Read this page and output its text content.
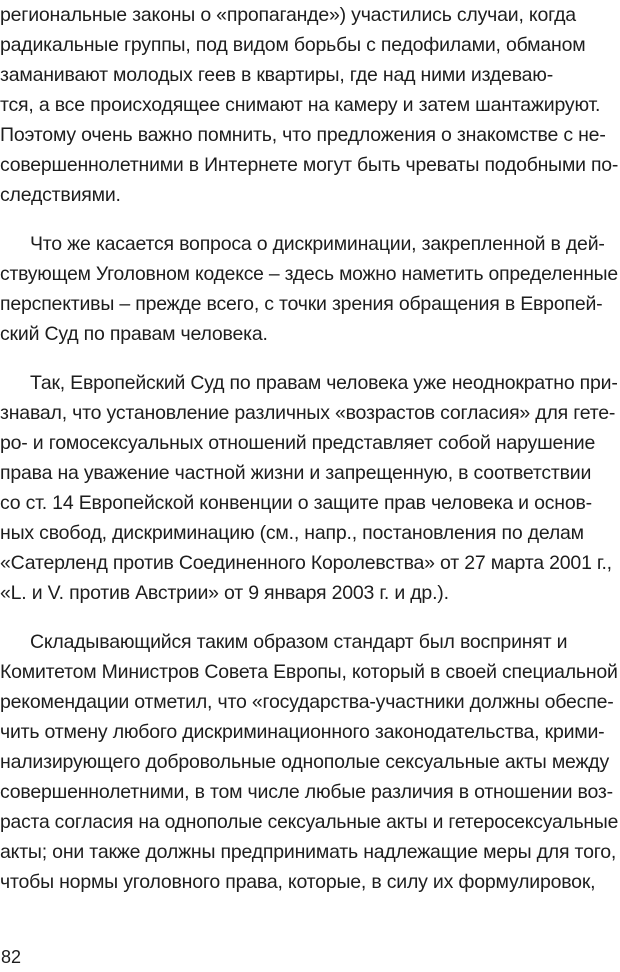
региональные законы о «пропаганде») участились случаи, когда

радикальные группы, под видом борьбы с педофилами, обманом

заманивают молодых геев в квартиры, где над ними издеваю-

тся, а все происходящее снимают на камеру и затем шантажируют.

Поэтому очень важно помнить, что предложения о знакомстве с не-

совершеннолетними в Интернете могут быть чреваты подобными по-

следствиями.

Что же касается вопроса о дискриминации, закрепленной в дей-

ствующем Уголовном кодексе – здесь можно наметить определенные

перспективы – прежде всего, с точки зрения обращения в Европей-

ский Суд по правам человека.

Так, Европейский Суд по правам человека уже неоднократно при-

знавал, что установление различных «возрастов согласия» для гете-

ро- и гомосексуальных отношений представляет собой нарушение

права на уважение частной жизни и запрещенную, в соответствии

со ст. 14 Европейской конвенции о защите прав человека и основ-

ных свобод, дискриминацию (см., напр., постановления по делам

«Сатерленд против Соединенного Королевства» от 27 марта 2001 г.,

«L. и V. против Австрии» от 9 января 2003 г. и др.).

Складывающийся таким образом стандарт был воспринят и

Комитетом Министров Совета Европы, который в своей специальной

рекомендации отметил, что «государства-участники должны обеспе-

чить отмену любого дискриминационного законодательства, крими-

нализирующего добровольные однополые сексуальные акты между

совершеннолетними, в том числе любые различия в отношении воз-

раста согласия на однополые сексуальные акты и гетеросексуальные

акты; они также должны предпринимать надлежащие меры для того,

чтобы нормы уголовного права, которые, в силу их формулировок,

82
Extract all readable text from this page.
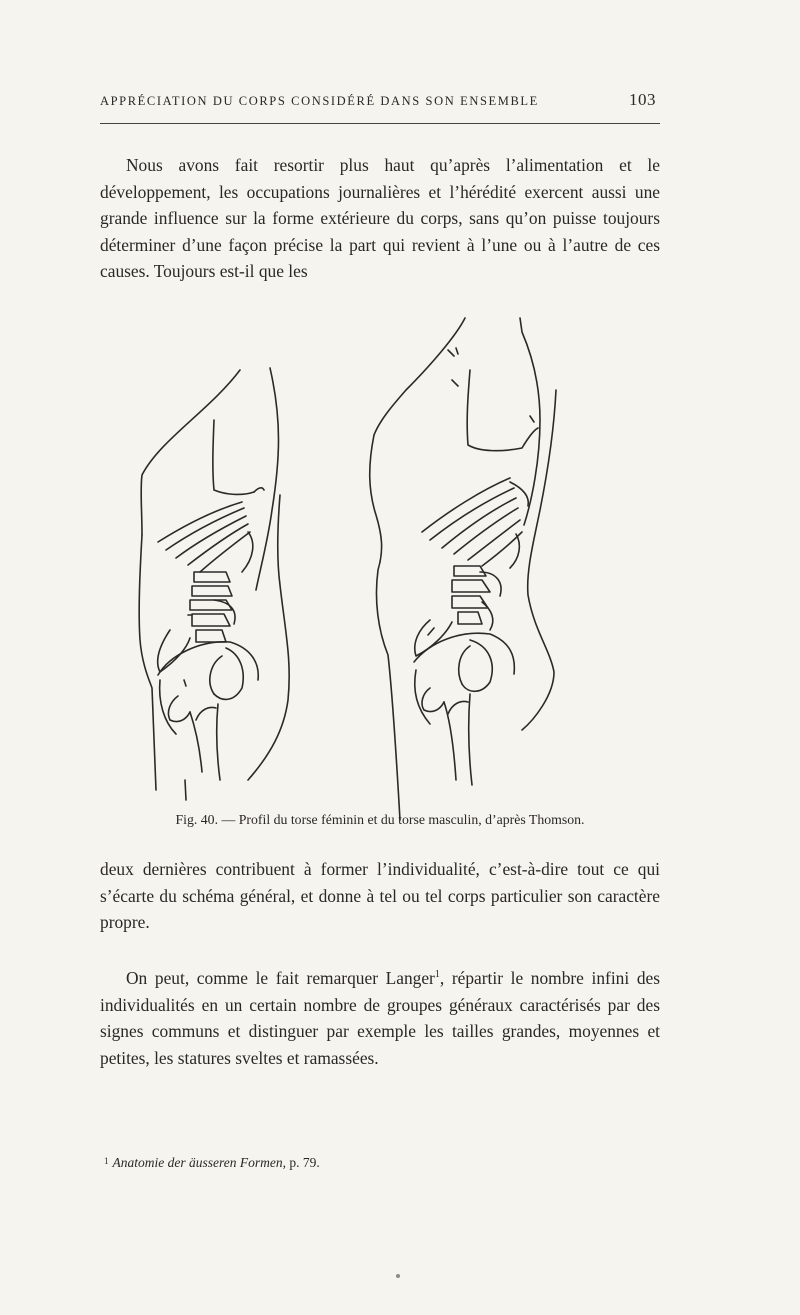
APPRÉCIATION DU CORPS CONSIDÉRÉ DANS SON ENSEMBLE	103

Nous avons fait resortir plus haut qu’après l’alimentation et le développement, les occupations journalières et l’hérédité exercent aussi une grande influence sur la forme extérieure du corps, sans qu’on puisse toujours déterminer d’une façon précise la part qui revient à l’une ou à l’autre de ces causes. Toujours est-il que les

Fig. 40. — Profil du torse féminin et du torse masculin, d’après Thomson.

deux dernières contribuent à former l’individualité, c’est-à-dire tout ce qui s’écarte du schéma général, et donne à tel ou tel corps particulier son caractère propre.

On peut, comme le fait remarquer Langer$^1$, répartir le nombre infini des individualités en un certain nombre de groupes généraux caractérisés par des signes communs et distinguer par exemple les tailles grandes, moyennes et petites, les statures sveltes et ramassées.

$^1$ Anatomie der äusseren Formen, p. 79.
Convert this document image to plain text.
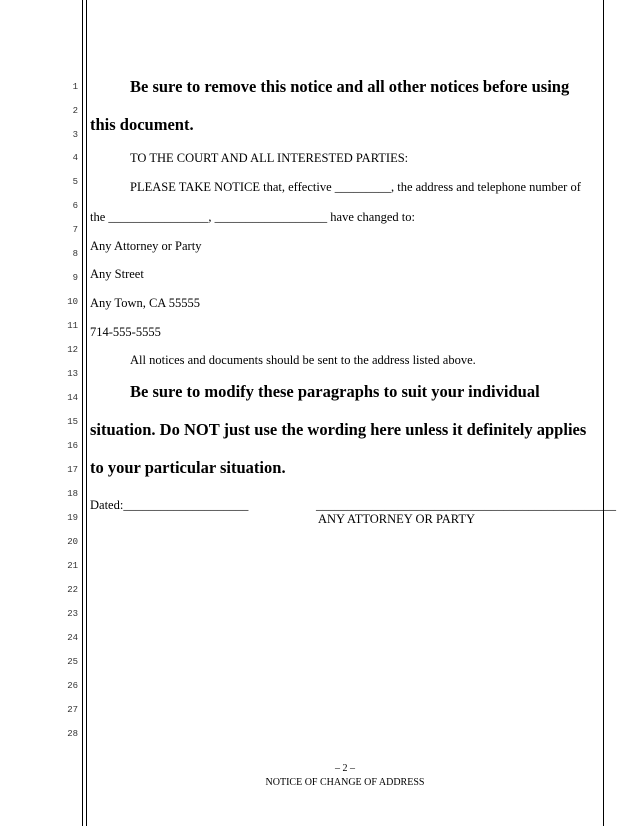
1
2
3
4
5
6
7
8
9
10
11
12
13
14
15
16
17
18
19
20
21
22
23
24
25
26
27
28
Be sure to remove this notice and all other notices before using
this document.
TO THE COURT AND ALL INTERESTED PARTIES:
PLEASE TAKE NOTICE that, effective _________, the address and telephone number of
the ________________, __________________ have changed to:
Any Attorney or Party
Any Street
Any Town, CA 55555
714-555-5555
All notices and documents should be sent to the address listed above.
Be sure to modify these paragraphs to suit your individual
situation. Do NOT just use the wording here unless it definitely applies
to your particular situation.
Dated:____________________	________________________________________________
ANY ATTORNEY OR PARTY
– 2 –
NOTICE OF CHANGE OF ADDRESS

------------------------------------------------------------

What to work on:
Copy every line of the data that holds the string "совершеннолетними".

Final result:
совершеннолетними в Интернете могут быть чреваты подобными по-
совершеннолетними, в том числе любые различия в отношении воз-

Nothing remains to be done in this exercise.